# [Exercise task]
Can you print every record below exactly as written?

# [Provided data]
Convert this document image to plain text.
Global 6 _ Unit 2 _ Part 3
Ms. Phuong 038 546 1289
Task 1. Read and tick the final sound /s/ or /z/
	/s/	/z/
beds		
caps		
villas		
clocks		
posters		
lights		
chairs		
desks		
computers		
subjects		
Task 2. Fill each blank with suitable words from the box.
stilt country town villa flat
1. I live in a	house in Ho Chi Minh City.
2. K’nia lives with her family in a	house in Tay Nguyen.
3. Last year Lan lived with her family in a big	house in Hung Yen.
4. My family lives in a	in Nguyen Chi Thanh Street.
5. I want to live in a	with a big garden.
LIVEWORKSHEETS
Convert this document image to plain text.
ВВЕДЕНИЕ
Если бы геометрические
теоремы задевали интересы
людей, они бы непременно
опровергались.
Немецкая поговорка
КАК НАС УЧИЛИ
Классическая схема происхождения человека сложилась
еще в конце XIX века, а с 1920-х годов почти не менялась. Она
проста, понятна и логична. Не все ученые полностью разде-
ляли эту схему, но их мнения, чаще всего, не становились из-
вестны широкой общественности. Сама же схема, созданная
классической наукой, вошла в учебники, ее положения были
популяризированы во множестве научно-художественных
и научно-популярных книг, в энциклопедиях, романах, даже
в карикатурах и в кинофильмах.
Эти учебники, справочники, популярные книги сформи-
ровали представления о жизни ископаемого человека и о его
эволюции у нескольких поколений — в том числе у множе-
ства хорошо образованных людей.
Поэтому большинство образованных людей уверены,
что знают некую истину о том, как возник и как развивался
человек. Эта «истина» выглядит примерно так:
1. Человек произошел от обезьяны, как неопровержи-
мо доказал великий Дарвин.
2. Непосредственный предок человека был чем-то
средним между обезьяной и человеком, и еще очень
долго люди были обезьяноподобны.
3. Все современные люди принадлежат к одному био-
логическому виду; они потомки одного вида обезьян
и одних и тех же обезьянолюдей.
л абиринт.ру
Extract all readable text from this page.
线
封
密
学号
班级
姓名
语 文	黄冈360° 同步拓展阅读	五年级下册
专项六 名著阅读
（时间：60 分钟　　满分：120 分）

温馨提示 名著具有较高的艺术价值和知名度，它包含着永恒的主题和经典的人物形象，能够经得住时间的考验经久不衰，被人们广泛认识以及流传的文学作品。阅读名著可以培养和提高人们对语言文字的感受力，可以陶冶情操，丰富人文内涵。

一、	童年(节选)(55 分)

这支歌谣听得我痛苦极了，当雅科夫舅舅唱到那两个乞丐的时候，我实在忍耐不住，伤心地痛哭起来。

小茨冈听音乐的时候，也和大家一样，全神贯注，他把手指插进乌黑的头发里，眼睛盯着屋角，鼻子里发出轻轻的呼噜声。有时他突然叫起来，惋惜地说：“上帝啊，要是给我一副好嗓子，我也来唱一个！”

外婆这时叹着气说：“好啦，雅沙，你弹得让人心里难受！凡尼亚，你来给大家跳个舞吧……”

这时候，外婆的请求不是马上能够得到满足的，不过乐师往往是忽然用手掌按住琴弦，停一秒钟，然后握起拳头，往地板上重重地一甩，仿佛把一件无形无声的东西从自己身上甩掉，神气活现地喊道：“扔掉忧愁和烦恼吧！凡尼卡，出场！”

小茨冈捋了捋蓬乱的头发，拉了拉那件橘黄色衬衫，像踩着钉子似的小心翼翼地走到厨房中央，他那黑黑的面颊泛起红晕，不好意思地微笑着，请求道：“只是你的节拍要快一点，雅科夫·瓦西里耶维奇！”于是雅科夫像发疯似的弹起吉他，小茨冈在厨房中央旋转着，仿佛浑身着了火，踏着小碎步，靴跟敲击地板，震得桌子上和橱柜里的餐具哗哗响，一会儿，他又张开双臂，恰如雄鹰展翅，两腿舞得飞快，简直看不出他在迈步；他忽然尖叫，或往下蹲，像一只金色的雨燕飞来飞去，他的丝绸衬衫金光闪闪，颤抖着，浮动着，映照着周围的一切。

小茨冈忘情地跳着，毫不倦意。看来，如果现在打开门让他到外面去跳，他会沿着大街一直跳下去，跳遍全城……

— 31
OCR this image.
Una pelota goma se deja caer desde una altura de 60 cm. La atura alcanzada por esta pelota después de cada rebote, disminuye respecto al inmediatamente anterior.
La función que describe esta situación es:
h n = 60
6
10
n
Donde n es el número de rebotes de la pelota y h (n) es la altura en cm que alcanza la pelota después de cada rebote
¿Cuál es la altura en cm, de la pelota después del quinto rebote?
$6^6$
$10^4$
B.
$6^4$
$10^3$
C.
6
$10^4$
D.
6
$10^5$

# [Output below]
Convert this document image to plain text.
Global 6 _ Unit 2 _ Part 3
Ms. Phuong 038 546 1289
Task 1. Read and tick the final sound /s/ or /z/
	/s/	/z/
beds		
caps		
villas		
clocks		
posters		
lights		
chairs		
desks		
computers		
subjects		
Task 2. Fill each blank with suitable words from the box.
stilt country town villa flat
1. I live in a	house in Ho Chi Minh City.
2. K’nia lives with her family in a	house in Tay Nguyen.
3. Last year Lan lived with her family in a big	house in Hung Yen.
4. My family lives in a	in Nguyen Chi Thanh Street.
5. I want to live in a	with a big garden.
LIVEWORKSHEETS
Convert this document image to plain text.
ВВЕДЕНИЕ
Если бы геометрические
теоремы задевали интересы
людей, они бы непременно
опровергались.
Немецкая поговорка
КАК НАС УЧИЛИ
Классическая схема происхождения человека сложилась
еще в конце XIX века, а с 1920-х годов почти не менялась. Она
проста, понятна и логична. Не все ученые полностью разде-
ляли эту схему, но их мнения, чаще всего, не становились из-
вестны широкой общественности. Сама же схема, созданная
классической наукой, вошла в учебники, ее положения были
популяризированы во множестве научно-художественных
и научно-популярных книг, в энциклопедиях, романах, даже
в карикатурах и в кинофильмах.
Эти учебники, справочники, популярные книги сформи-
ровали представления о жизни ископаемого человека и о его
эволюции у нескольких поколений — в том числе у множе-
ства хорошо образованных людей.
Поэтому большинство образованных людей уверены,
что знают некую истину о том, как возник и как развивался
человек. Эта «истина» выглядит примерно так:
1. Человек произошел от обезьяны, как неопровержи-
мо доказал великий Дарвин.
2. Непосредственный предок человека был чем-то
средним между обезьяной и человеком, и еще очень
долго люди были обезьяноподобны.
3. Все современные люди принадлежат к одному био-
логическому виду; они потомки одного вида обезьян
и одних и тех же обезьянолюдей.
л абиринт.ру
Extract all readable text from this page.
线
封
密
学号
班级
姓名
语 文	黄冈360° 同步拓展阅读	五年级下册
专项六 名著阅读
（时间：60 分钟　　满分：120 分）

温馨提示 名著具有较高的艺术价值和知名度，它包含着永恒的主题和经典的人物形象，能够经得住时间的考验经久不衰，被人们广泛认识以及流传的文学作品。阅读名著可以培养和提高人们对语言文字的感受力，可以陶冶情操，丰富人文内涵。

一、	童年(节选)(55 分)

这支歌谣听得我痛苦极了，当雅科夫舅舅唱到那两个乞丐的时候，我实在忍耐不住，伤心地痛哭起来。

小茨冈听音乐的时候，也和大家一样，全神贯注，他把手指插进乌黑的头发里，眼睛盯着屋角，鼻子里发出轻轻的呼噜声。有时他突然叫起来，惋惜地说：“上帝啊，要是给我一副好嗓子，我也来唱一个！”

外婆这时叹着气说：“好啦，雅沙，你弹得让人心里难受！凡尼亚，你来给大家跳个舞吧……”

这时候，外婆的请求不是马上能够得到满足的，不过乐师往往是忽然用手掌按住琴弦，停一秒钟，然后握起拳头，往地板上重重地一甩，仿佛把一件无形无声的东西从自己身上甩掉，神气活现地喊道：“扔掉忧愁和烦恼吧！凡尼卡，出场！”

小茨冈捋了捋蓬乱的头发，拉了拉那件橘黄色衬衫，像踩着钉子似的小心翼翼地走到厨房中央，他那黑黑的面颊泛起红晕，不好意思地微笑着，请求道：“只是你的节拍要快一点，雅科夫·瓦西里耶维奇！”于是雅科夫像发疯似的弹起吉他，小茨冈在厨房中央旋转着，仿佛浑身着了火，踏着小碎步，靴跟敲击地板，震得桌子上和橱柜里的餐具哗哗响，一会儿，他又张开双臂，恰如雄鹰展翅，两腿舞得飞快，简直看不出他在迈步；他忽然尖叫，或往下蹲，像一只金色的雨燕飞来飞去，他的丝绸衬衫金光闪闪，颤抖着，浮动着，映照着周围的一切。

小茨冈忘情地跳着，毫不倦意。看来，如果现在打开门让他到外面去跳，他会沿着大街一直跳下去，跳遍全城……

— 31
OCR this image.
Una pelota goma se deja caer desde una altura de 60 cm. La atura alcanzada por esta pelota después de cada rebote, disminuye respecto al inmediatamente anterior.
La función que describe esta situación es:
h n = 60
6
10
n
Donde n es el número de rebotes de la pelota y h (n) es la altura en cm que alcanza la pelota después de cada rebote
¿Cuál es la altura en cm, de la pelota después del quinto rebote?
$6^6$
$10^4$
B.
$6^4$
$10^3$
C.
6
$10^4$
D.
6
$10^5$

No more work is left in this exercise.